> _Aim of the exercise_: Return each line that holds the word "AssumeTest".

Entries taken from a collection:
================================
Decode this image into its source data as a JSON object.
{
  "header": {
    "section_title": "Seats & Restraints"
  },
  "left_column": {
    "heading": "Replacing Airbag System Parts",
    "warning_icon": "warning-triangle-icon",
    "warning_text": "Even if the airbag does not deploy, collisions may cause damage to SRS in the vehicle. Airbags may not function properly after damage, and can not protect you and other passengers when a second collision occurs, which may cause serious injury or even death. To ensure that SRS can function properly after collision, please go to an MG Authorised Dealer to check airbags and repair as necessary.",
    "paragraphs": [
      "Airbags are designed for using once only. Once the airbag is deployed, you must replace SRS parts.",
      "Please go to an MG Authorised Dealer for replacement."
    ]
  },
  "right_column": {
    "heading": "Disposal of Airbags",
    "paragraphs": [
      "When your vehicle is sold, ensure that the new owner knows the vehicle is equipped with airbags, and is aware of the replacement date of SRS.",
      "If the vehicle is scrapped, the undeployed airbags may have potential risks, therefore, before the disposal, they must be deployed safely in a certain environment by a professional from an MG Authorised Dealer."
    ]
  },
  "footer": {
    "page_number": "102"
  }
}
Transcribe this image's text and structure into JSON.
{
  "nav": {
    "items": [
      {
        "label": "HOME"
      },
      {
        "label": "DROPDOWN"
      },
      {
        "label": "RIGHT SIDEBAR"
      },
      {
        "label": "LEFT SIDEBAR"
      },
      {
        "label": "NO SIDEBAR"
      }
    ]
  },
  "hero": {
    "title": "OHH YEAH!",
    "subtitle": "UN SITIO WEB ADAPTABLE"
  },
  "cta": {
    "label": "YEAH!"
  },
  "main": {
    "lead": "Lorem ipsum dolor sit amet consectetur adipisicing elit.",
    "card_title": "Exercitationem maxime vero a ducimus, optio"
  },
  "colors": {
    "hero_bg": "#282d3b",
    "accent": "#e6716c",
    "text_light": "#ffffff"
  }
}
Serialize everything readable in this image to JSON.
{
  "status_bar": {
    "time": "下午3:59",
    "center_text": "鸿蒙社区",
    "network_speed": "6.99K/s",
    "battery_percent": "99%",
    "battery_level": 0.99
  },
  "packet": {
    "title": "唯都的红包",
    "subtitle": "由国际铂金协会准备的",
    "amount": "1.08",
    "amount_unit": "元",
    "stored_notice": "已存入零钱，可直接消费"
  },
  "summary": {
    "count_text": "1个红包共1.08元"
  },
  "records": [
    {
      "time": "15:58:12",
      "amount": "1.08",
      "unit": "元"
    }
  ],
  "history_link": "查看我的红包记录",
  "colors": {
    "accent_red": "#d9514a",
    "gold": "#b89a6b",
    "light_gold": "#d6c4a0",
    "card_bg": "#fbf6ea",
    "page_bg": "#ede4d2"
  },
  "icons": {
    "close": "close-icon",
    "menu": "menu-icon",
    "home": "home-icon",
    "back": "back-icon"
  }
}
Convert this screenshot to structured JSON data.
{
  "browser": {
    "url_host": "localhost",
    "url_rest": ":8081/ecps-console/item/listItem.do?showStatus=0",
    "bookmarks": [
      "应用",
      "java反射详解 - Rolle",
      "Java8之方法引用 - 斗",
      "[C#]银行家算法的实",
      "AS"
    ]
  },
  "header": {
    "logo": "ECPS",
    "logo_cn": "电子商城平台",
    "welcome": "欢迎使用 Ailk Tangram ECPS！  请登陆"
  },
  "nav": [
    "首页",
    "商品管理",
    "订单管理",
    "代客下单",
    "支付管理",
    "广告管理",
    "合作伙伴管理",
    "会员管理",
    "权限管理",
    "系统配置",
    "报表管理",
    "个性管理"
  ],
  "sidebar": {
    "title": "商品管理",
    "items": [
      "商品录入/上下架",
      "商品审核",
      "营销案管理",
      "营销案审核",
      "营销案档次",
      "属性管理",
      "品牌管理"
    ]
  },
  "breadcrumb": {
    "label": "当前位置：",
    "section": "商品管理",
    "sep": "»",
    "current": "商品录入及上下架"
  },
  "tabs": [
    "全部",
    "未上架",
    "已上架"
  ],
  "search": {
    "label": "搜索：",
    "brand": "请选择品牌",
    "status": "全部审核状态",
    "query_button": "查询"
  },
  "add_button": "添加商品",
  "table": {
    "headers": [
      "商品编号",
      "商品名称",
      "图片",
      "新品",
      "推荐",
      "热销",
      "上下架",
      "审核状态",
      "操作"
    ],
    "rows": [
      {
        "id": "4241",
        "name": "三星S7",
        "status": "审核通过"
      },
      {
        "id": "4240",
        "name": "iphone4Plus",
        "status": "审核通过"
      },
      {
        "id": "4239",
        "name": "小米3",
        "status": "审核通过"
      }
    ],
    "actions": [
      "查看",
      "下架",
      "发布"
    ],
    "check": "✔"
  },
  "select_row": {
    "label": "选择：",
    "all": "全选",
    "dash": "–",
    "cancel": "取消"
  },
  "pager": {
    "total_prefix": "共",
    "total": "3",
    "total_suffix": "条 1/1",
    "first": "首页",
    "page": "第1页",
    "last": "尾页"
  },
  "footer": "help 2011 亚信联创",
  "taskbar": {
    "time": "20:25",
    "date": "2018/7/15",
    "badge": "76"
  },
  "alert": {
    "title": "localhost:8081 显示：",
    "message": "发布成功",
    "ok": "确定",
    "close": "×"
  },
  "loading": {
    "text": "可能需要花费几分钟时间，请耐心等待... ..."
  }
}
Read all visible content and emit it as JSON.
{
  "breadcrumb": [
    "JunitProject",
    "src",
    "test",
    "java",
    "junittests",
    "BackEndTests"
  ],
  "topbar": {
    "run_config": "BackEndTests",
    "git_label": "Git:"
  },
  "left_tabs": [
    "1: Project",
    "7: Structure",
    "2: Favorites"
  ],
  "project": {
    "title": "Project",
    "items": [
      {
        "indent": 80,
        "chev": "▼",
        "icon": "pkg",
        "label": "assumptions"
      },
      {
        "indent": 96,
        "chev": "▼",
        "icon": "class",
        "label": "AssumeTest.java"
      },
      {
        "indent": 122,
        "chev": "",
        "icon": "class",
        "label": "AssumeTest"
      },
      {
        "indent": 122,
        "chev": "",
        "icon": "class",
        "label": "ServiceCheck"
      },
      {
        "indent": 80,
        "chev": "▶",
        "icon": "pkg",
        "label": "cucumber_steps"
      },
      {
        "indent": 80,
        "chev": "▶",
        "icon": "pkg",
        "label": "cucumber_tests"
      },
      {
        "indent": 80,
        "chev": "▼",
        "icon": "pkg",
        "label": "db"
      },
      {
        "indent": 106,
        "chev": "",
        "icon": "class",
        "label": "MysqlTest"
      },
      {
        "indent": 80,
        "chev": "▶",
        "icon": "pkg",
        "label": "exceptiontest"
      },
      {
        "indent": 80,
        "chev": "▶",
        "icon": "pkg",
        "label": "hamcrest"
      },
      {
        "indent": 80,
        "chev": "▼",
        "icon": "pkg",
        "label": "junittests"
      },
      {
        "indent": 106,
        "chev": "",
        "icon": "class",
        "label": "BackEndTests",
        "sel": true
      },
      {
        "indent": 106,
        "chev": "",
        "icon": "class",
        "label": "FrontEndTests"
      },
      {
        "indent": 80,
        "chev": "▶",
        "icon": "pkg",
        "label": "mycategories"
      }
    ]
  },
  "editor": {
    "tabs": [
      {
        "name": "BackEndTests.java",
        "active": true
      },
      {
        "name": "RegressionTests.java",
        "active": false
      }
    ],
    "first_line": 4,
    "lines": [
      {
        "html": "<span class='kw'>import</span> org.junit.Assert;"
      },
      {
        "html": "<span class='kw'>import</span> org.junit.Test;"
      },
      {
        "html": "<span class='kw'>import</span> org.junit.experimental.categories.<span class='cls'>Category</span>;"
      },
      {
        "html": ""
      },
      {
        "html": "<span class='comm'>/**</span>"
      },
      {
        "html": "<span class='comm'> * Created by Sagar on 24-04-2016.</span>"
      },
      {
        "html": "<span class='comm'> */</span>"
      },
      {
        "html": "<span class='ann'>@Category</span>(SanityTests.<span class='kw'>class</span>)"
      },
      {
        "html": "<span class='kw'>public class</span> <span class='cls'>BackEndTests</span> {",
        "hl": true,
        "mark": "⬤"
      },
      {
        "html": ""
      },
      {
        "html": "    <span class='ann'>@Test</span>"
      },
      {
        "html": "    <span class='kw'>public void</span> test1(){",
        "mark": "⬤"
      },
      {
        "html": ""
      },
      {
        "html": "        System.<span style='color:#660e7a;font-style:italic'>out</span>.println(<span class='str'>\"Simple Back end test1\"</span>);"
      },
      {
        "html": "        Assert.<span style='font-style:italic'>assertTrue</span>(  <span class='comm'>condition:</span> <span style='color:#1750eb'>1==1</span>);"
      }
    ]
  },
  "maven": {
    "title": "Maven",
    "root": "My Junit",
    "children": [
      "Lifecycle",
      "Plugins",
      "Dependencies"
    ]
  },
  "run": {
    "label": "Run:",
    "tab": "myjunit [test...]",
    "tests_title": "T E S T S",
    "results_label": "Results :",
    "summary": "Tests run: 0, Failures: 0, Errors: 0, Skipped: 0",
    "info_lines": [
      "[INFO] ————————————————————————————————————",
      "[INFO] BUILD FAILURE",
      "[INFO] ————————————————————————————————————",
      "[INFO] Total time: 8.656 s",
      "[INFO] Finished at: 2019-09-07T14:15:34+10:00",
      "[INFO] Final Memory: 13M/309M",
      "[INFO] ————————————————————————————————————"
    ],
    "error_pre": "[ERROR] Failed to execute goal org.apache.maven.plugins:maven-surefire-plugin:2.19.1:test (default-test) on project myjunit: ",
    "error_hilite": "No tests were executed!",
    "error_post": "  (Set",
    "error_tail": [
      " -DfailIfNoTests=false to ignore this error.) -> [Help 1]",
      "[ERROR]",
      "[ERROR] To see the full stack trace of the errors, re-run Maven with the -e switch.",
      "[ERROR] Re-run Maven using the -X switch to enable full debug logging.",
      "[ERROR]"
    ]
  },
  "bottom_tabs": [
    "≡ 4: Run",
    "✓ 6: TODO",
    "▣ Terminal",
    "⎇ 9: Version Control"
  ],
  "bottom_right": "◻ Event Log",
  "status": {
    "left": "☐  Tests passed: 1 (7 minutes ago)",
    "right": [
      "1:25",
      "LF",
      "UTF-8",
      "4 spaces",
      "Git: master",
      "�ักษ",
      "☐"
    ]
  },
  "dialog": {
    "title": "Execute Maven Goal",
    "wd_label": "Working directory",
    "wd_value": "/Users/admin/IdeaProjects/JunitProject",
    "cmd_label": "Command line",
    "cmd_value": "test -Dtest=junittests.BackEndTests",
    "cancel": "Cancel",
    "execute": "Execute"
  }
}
================================
> _Result of this task_:
        "label": "AssumeTest.java"
        "label": "AssumeTest"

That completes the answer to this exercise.